## start RECORDS TO PROCESS

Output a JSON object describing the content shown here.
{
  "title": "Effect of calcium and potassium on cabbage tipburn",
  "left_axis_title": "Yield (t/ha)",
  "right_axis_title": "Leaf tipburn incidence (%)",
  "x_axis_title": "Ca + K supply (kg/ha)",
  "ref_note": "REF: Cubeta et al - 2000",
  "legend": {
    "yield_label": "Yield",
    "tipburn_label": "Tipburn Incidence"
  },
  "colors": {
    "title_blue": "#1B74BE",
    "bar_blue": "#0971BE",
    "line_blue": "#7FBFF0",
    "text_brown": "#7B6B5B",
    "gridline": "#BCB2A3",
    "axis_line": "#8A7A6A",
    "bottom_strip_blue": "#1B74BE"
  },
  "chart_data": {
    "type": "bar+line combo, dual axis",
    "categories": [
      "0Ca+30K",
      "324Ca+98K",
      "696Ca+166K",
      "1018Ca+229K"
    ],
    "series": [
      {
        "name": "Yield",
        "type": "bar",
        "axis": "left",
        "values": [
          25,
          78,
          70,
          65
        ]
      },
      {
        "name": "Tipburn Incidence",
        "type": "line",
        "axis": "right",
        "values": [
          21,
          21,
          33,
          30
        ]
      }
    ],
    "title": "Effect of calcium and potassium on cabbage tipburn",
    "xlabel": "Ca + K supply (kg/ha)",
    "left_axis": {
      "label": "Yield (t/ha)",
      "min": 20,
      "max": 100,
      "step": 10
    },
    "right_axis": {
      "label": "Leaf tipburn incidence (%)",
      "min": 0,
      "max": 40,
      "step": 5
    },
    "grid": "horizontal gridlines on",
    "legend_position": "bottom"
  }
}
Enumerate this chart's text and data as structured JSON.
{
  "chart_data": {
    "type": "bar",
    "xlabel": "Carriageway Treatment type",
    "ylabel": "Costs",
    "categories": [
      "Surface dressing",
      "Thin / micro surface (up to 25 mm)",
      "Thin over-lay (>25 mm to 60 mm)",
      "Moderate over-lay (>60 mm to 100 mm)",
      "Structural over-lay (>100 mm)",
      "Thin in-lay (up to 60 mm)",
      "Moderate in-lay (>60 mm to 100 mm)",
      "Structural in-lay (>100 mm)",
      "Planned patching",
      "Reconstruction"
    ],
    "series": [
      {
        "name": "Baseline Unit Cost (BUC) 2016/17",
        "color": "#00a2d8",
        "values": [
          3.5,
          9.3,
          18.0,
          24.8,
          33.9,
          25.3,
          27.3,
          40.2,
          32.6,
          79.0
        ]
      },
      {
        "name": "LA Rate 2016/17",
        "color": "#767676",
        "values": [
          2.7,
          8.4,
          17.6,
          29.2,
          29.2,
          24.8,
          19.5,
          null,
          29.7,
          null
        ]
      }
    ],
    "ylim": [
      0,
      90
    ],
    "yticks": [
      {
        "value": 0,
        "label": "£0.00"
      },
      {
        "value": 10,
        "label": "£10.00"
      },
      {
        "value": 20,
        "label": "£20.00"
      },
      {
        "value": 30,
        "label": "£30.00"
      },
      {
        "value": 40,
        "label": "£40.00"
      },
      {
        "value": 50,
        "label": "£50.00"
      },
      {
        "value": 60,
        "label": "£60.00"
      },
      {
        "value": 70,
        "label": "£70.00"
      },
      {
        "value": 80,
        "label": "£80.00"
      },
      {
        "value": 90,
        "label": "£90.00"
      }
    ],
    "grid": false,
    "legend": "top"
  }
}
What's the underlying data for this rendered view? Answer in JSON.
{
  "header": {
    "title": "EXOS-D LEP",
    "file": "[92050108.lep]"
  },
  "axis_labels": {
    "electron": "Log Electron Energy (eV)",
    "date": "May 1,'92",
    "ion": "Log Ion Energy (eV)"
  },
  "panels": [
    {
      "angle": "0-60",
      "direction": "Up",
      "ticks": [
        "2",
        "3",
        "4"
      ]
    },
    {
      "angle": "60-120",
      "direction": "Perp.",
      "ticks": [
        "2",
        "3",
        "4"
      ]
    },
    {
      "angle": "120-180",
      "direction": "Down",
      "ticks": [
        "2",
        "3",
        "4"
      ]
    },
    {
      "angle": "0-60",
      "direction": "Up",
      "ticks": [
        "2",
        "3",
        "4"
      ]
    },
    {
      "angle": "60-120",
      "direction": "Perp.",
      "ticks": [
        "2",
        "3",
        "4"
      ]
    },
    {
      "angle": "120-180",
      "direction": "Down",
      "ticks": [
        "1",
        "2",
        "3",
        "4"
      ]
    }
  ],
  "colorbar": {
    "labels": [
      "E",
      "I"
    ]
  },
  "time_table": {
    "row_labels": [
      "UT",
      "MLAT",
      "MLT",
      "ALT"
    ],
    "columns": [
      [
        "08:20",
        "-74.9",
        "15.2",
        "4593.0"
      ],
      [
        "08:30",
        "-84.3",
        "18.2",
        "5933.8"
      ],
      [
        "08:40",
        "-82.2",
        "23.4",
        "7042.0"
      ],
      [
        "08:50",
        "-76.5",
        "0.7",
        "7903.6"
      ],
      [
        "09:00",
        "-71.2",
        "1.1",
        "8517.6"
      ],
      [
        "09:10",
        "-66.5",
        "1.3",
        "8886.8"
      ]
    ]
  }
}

## end RECORDS TO PROCESS

▶ **EXERCISE**: Each line of the material must be restated exactly.

▶ **WORKED SOLUTION**:
Output a JSON object describing the content shown here.
{
  "title": "Effect of calcium and potassium on cabbage tipburn",
  "left_axis_title": "Yield (t/ha)",
  "right_axis_title": "Leaf tipburn incidence (%)",
  "x_axis_title": "Ca + K supply (kg/ha)",
  "ref_note": "REF: Cubeta et al - 2000",
  "legend": {
    "yield_label": "Yield",
    "tipburn_label": "Tipburn Incidence"
  },
  "colors": {
    "title_blue": "#1B74BE",
    "bar_blue": "#0971BE",
    "line_blue": "#7FBFF0",
    "text_brown": "#7B6B5B",
    "gridline": "#BCB2A3",
    "axis_line": "#8A7A6A",
    "bottom_strip_blue": "#1B74BE"
  },
  "chart_data": {
    "type": "bar+line combo, dual axis",
    "categories": [
      "0Ca+30K",
      "324Ca+98K",
      "696Ca+166K",
      "1018Ca+229K"
    ],
    "series": [
      {
        "name": "Yield",
        "type": "bar",
        "axis": "left",
        "values": [
          25,
          78,
          70,
          65
        ]
      },
      {
        "name": "Tipburn Incidence",
        "type": "line",
        "axis": "right",
        "values": [
          21,
          21,
          33,
          30
        ]
      }
    ],
    "title": "Effect of calcium and potassium on cabbage tipburn",
    "xlabel": "Ca + K supply (kg/ha)",
    "left_axis": {
      "label": "Yield (t/ha)",
      "min": 20,
      "max": 100,
      "step": 10
    },
    "right_axis": {
      "label": "Leaf tipburn incidence (%)",
      "min": 0,
      "max": 40,
      "step": 5
    },
    "grid": "horizontal gridlines on",
    "legend_position": "bottom"
  }
}
Enumerate this chart's text and data as structured JSON.
{
  "chart_data": {
    "type": "bar",
    "xlabel": "Carriageway Treatment type",
    "ylabel": "Costs",
    "categories": [
      "Surface dressing",
      "Thin / micro surface (up to 25 mm)",
      "Thin over-lay (>25 mm to 60 mm)",
      "Moderate over-lay (>60 mm to 100 mm)",
      "Structural over-lay (>100 mm)",
      "Thin in-lay (up to 60 mm)",
      "Moderate in-lay (>60 mm to 100 mm)",
      "Structural in-lay (>100 mm)",
      "Planned patching",
      "Reconstruction"
    ],
    "series": [
      {
        "name": "Baseline Unit Cost (BUC) 2016/17",
        "color": "#00a2d8",
        "values": [
          3.5,
          9.3,
          18.0,
          24.8,
          33.9,
          25.3,
          27.3,
          40.2,
          32.6,
          79.0
        ]
      },
      {
        "name": "LA Rate 2016/17",
        "color": "#767676",
        "values": [
          2.7,
          8.4,
          17.6,
          29.2,
          29.2,
          24.8,
          19.5,
          null,
          29.7,
          null
        ]
      }
    ],
    "ylim": [
      0,
      90
    ],
    "yticks": [
      {
        "value": 0,
        "label": "£0.00"
      },
      {
        "value": 10,
        "label": "£10.00"
      },
      {
        "value": 20,
        "label": "£20.00"
      },
      {
        "value": 30,
        "label": "£30.00"
      },
      {
        "value": 40,
        "label": "£40.00"
      },
      {
        "value": 50,
        "label": "£50.00"
      },
      {
        "value": 60,
        "label": "£60.00"
      },
      {
        "value": 70,
        "label": "£70.00"
      },
      {
        "value": 80,
        "label": "£80.00"
      },
      {
        "value": 90,
        "label": "£90.00"
      }
    ],
    "grid": false,
    "legend": "top"
  }
}
What's the underlying data for this rendered view? Answer in JSON.
{
  "header": {
    "title": "EXOS-D LEP",
    "file": "[92050108.lep]"
  },
  "axis_labels": {
    "electron": "Log Electron Energy (eV)",
    "date": "May 1,'92",
    "ion": "Log Ion Energy (eV)"
  },
  "panels": [
    {
      "angle": "0-60",
      "direction": "Up",
      "ticks": [
        "2",
        "3",
        "4"
      ]
    },
    {
      "angle": "60-120",
      "direction": "Perp.",
      "ticks": [
        "2",
        "3",
        "4"
      ]
    },
    {
      "angle": "120-180",
      "direction": "Down",
      "ticks": [
        "2",
        "3",
        "4"
      ]
    },
    {
      "angle": "0-60",
      "direction": "Up",
      "ticks": [
        "2",
        "3",
        "4"
      ]
    },
    {
      "angle": "60-120",
      "direction": "Perp.",
      "ticks": [
        "2",
        "3",
        "4"
      ]
    },
    {
      "angle": "120-180",
      "direction": "Down",
      "ticks": [
        "1",
        "2",
        "3",
        "4"
      ]
    }
  ],
  "colorbar": {
    "labels": [
      "E",
      "I"
    ]
  },
  "time_table": {
    "row_labels": [
      "UT",
      "MLAT",
      "MLT",
      "ALT"
    ],
    "columns": [
      [
        "08:20",
        "-74.9",
        "15.2",
        "4593.0"
      ],
      [
        "08:30",
        "-84.3",
        "18.2",
        "5933.8"
      ],
      [
        "08:40",
        "-82.2",
        "23.4",
        "7042.0"
      ],
      [
        "08:50",
        "-76.5",
        "0.7",
        "7903.6"
      ],
      [
        "09:00",
        "-71.2",
        "1.1",
        "8517.6"
      ],
      [
        "09:10",
        "-66.5",
        "1.3",
        "8886.8"
      ]
    ]
  }
}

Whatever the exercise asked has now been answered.